### EXERCISE GOAL
Set down all of the data that follows word for word, without the images.

### DATA FOR THE TASK

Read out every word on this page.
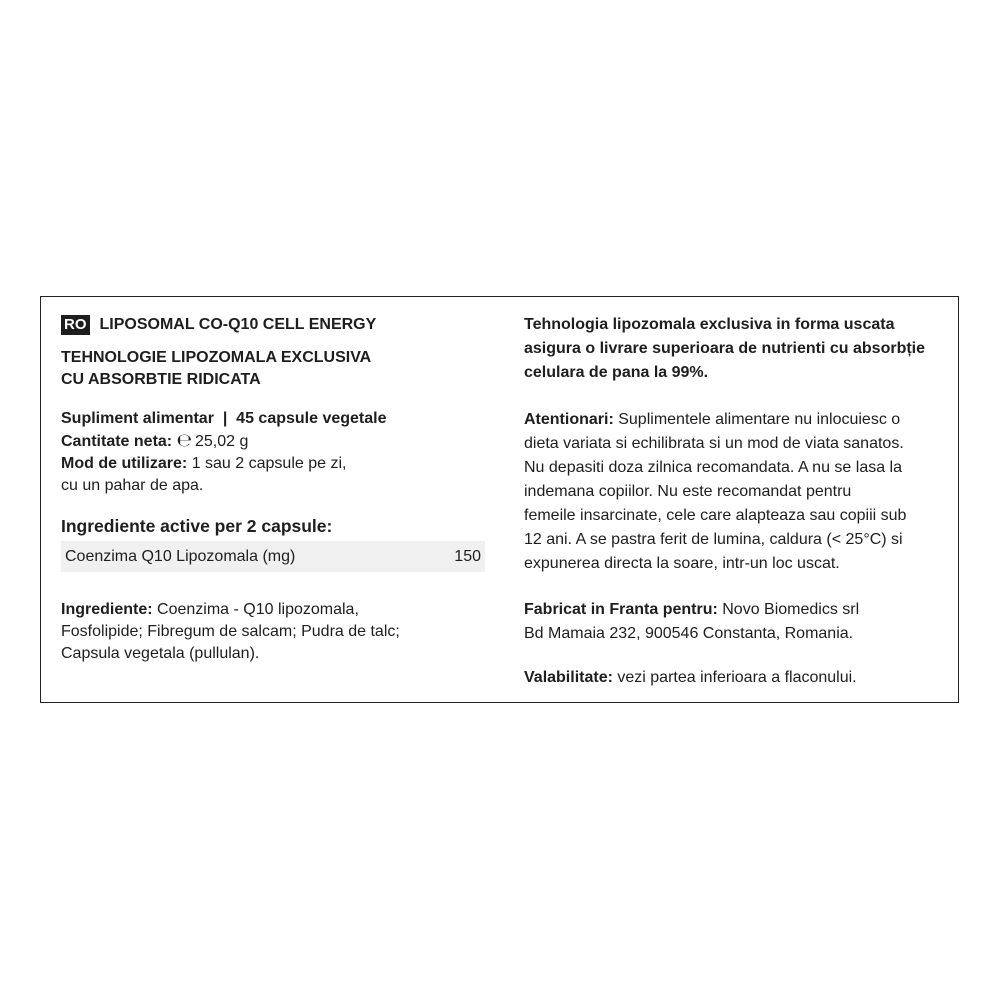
RO LIPOSOMAL CO-Q10 CELL ENERGY
TEHNOLOGIE LIPOZOMALA EXCLUSIVA
CU ABSORBTIE RIDICATA
Supliment alimentar  |  45 capsule vegetale
Cantitate neta: ℮ 25,02 g
Mod de utilizare: 1 sau 2 capsule pe zi,
cu un pahar de apa.
Ingrediente active per 2 capsule:
Coenzima Q10 Lipozomala (mg)	150
Ingrediente: Coenzima - Q10 lipozomala,
Fosfolipide; Fibregum de salcam; Pudra de talc;
Capsula vegetala (pullulan).
Tehnologia lipozomala exclusiva in forma uscata
asigura o livrare superioara de nutrienti cu absorbție
celulara de pana la 99%.
Atentionari: Suplimentele alimentare nu inlocuiesc o
dieta variata si echilibrata si un mod de viata sanatos.
Nu depasiti doza zilnica recomandata. A nu se lasa la
indemana copiilor. Nu este recomandat pentru
femeile insarcinate, cele care alapteaza sau copiii sub
12 ani. A se pastra ferit de lumina, caldura (< 25°C) si
expunerea directa la soare, intr-un loc uscat.
Fabricat in Franta pentru: Novo Biomedics srl
Bd Mamaia 232, 900546 Constanta, Romania.
Valabilitate: vezi partea inferioara a flaconului.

### RESULT OF THE TASK
Read out every word on this page.
RO LIPOSOMAL CO-Q10 CELL ENERGY
TEHNOLOGIE LIPOZOMALA EXCLUSIVA
CU ABSORBTIE RIDICATA
Supliment alimentar  |  45 capsule vegetale
Cantitate neta: ℮ 25,02 g
Mod de utilizare: 1 sau 2 capsule pe zi,
cu un pahar de apa.
Ingrediente active per 2 capsule:
Coenzima Q10 Lipozomala (mg)	150
Ingrediente: Coenzima - Q10 lipozomala,
Fosfolipide; Fibregum de salcam; Pudra de talc;
Capsula vegetala (pullulan).
Tehnologia lipozomala exclusiva in forma uscata
asigura o livrare superioara de nutrienti cu absorbție
celulara de pana la 99%.
Atentionari: Suplimentele alimentare nu inlocuiesc o
dieta variata si echilibrata si un mod de viata sanatos.
Nu depasiti doza zilnica recomandata. A nu se lasa la
indemana copiilor. Nu este recomandat pentru
femeile insarcinate, cele care alapteaza sau copiii sub
12 ani. A se pastra ferit de lumina, caldura (< 25°C) si
expunerea directa la soare, intr-un loc uscat.
Fabricat in Franta pentru: Novo Biomedics srl
Bd Mamaia 232, 900546 Constanta, Romania.
Valabilitate: vezi partea inferioara a flaconului.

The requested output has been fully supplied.